Leave out the pictures and reproduce all of the data exactly.

§ **DATASET CONTENT**:
-.-.-

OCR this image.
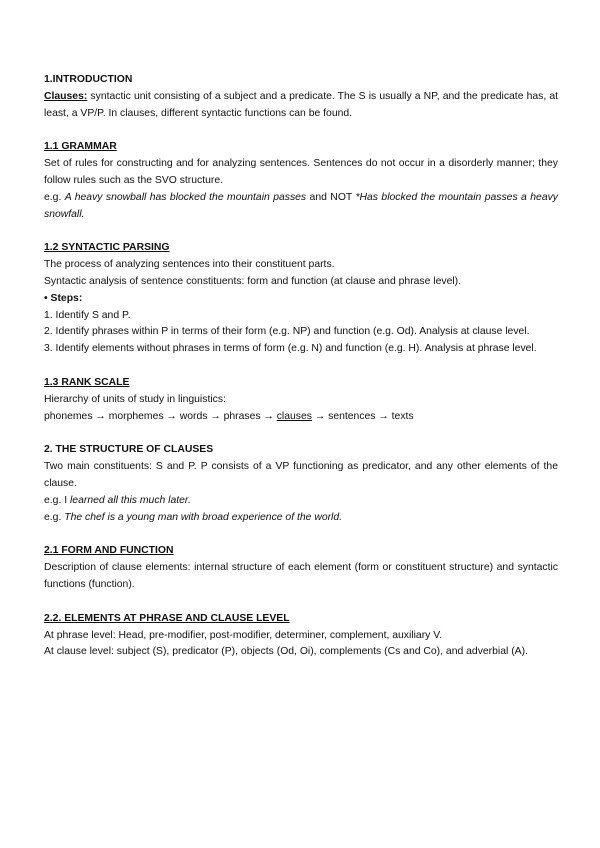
1.INTRODUCTION

Clauses: syntactic unit consisting of a subject and a predicate. The S is usually a NP, and the predicate has, at least, a VP/P. In clauses, different syntactic functions can be found.

1.1 GRAMMAR

Set of rules for constructing and for analyzing sentences. Sentences do not occur in a disorderly manner; they follow rules such as the SVO structure.

e.g. A heavy snowball has blocked the mountain passes and NOT *Has blocked the mountain passes a heavy snowfall.

1.2 SYNTACTIC PARSING

The process of analyzing sentences into their constituent parts.

Syntactic analysis of sentence constituents: form and function (at clause and phrase level).

• Steps:

1. Identify S and P.

2. Identify phrases within P in terms of their form (e.g. NP) and function (e.g. Od). Analysis at clause level.

3. Identify elements without phrases in terms of form (e.g. N) and function (e.g. H). Analysis at phrase level.

1.3 RANK SCALE

Hierarchy of units of study in linguistics:

phonemes → morphemes → words → phrases → clauses → sentences → texts

2. THE STRUCTURE OF CLAUSES

Two main constituents: S and P. P consists of a VP functioning as predicator, and any other elements of the clause.

e.g. I learned all this much later.

e.g. The chef is a young man with broad experience of the world.

2.1 FORM AND FUNCTION

Description of clause elements: internal structure of each element (form or constituent structure) and syntactic functions (function).

2.2. ELEMENTS AT PHRASE AND CLAUSE LEVEL

At phrase level: Head, pre-modifier, post-modifier, determiner, complement, auxiliary V.

At clause level: subject (S), predicator (P), objects (Od, Oi), complements (Cs and Co), and adverbial (A).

-.-.-

§ **EXERCISE RESULT**:
OCR this image.
1.INTRODUCTION

Clauses: syntactic unit consisting of a subject and a predicate. The S is usually a NP, and the predicate has, at least, a VP/P. In clauses, different syntactic functions can be found.

1.1 GRAMMAR

Set of rules for constructing and for analyzing sentences. Sentences do not occur in a disorderly manner; they follow rules such as the SVO structure.

e.g. A heavy snowball has blocked the mountain passes and NOT *Has blocked the mountain passes a heavy snowfall.

1.2 SYNTACTIC PARSING

The process of analyzing sentences into their constituent parts.

Syntactic analysis of sentence constituents: form and function (at clause and phrase level).

• Steps:

1. Identify S and P.

2. Identify phrases within P in terms of their form (e.g. NP) and function (e.g. Od). Analysis at clause level.

3. Identify elements without phrases in terms of form (e.g. N) and function (e.g. H). Analysis at phrase level.

1.3 RANK SCALE

Hierarchy of units of study in linguistics:

phonemes → morphemes → words → phrases → clauses → sentences → texts

2. THE STRUCTURE OF CLAUSES

Two main constituents: S and P. P consists of a VP functioning as predicator, and any other elements of the clause.

e.g. I learned all this much later.

e.g. The chef is a young man with broad experience of the world.

2.1 FORM AND FUNCTION

Description of clause elements: internal structure of each element (form or constituent structure) and syntactic functions (function).

2.2. ELEMENTS AT PHRASE AND CLAUSE LEVEL

At phrase level: Head, pre-modifier, post-modifier, determiner, complement, auxiliary V.

At clause level: subject (S), predicator (P), objects (Od, Oi), complements (Cs and Co), and adverbial (A).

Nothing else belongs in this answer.